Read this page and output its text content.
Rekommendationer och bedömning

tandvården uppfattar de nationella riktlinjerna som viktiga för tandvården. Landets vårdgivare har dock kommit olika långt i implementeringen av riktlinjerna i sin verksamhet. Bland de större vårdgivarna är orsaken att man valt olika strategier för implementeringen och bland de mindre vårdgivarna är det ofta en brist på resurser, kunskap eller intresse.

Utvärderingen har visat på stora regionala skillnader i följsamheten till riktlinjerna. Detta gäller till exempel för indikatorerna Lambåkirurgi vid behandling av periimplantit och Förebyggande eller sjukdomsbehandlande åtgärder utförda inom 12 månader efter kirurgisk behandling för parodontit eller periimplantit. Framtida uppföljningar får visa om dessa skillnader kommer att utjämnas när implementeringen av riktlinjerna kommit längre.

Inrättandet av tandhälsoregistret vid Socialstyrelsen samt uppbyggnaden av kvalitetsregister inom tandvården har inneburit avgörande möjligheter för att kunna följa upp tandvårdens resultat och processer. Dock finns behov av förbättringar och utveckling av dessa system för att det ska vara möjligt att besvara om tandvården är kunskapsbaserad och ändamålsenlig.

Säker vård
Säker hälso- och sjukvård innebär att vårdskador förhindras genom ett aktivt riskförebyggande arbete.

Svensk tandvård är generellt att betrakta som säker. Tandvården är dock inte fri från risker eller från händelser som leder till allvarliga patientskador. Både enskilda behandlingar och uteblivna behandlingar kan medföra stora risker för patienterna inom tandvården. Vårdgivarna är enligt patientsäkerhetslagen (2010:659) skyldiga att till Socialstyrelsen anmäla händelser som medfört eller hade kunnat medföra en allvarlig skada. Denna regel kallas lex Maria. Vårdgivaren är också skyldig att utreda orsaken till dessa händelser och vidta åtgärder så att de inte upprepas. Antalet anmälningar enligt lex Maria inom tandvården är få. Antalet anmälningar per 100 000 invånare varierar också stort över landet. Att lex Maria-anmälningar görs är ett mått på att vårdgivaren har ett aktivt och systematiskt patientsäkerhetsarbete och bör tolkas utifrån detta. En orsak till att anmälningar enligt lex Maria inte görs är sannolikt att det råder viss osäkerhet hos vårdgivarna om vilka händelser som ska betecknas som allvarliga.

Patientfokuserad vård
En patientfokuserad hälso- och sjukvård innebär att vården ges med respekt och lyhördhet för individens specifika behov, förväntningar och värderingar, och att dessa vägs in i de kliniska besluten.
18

____

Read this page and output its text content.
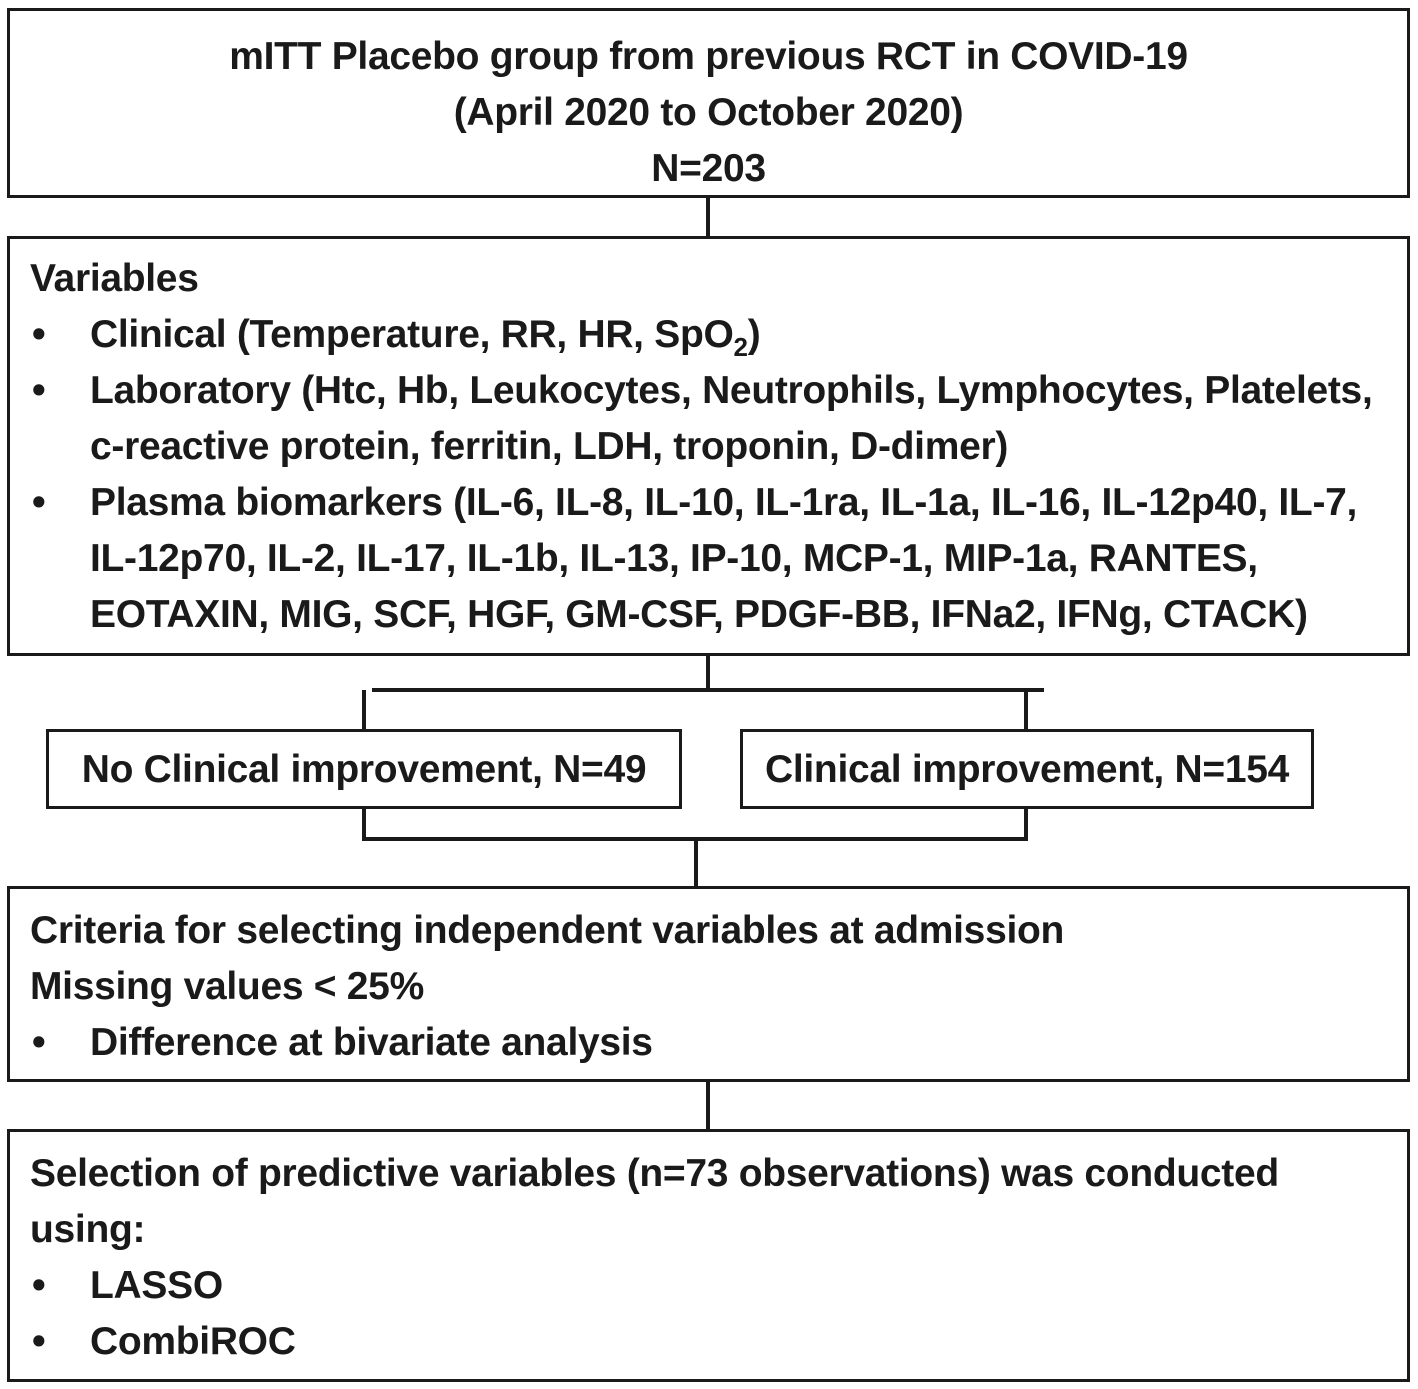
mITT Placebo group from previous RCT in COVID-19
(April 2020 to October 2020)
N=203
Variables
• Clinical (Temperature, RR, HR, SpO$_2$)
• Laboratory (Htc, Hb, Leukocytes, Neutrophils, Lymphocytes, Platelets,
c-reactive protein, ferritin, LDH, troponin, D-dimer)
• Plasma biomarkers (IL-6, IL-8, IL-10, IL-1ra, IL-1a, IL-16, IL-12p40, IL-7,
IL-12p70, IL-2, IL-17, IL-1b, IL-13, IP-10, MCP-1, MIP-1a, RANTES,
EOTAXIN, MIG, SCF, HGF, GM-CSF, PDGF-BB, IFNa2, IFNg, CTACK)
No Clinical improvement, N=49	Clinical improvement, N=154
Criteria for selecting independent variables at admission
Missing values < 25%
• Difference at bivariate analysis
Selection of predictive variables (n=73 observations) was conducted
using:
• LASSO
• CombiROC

____

TRY IT: Using only the data above, copy out the lines that include the word "sjukvård".

RESULT:
Säker hälso- och sjukvård innebär att vårdskador förhindras genom ett aktivt riskförebyggande arbete.
En patientfokuserad hälso- och sjukvård innebär att vården ges med respekt och lyhördhet för individens specifika behov, förväntningar och värderingar, och att dessa vägs in i de kliniska besluten.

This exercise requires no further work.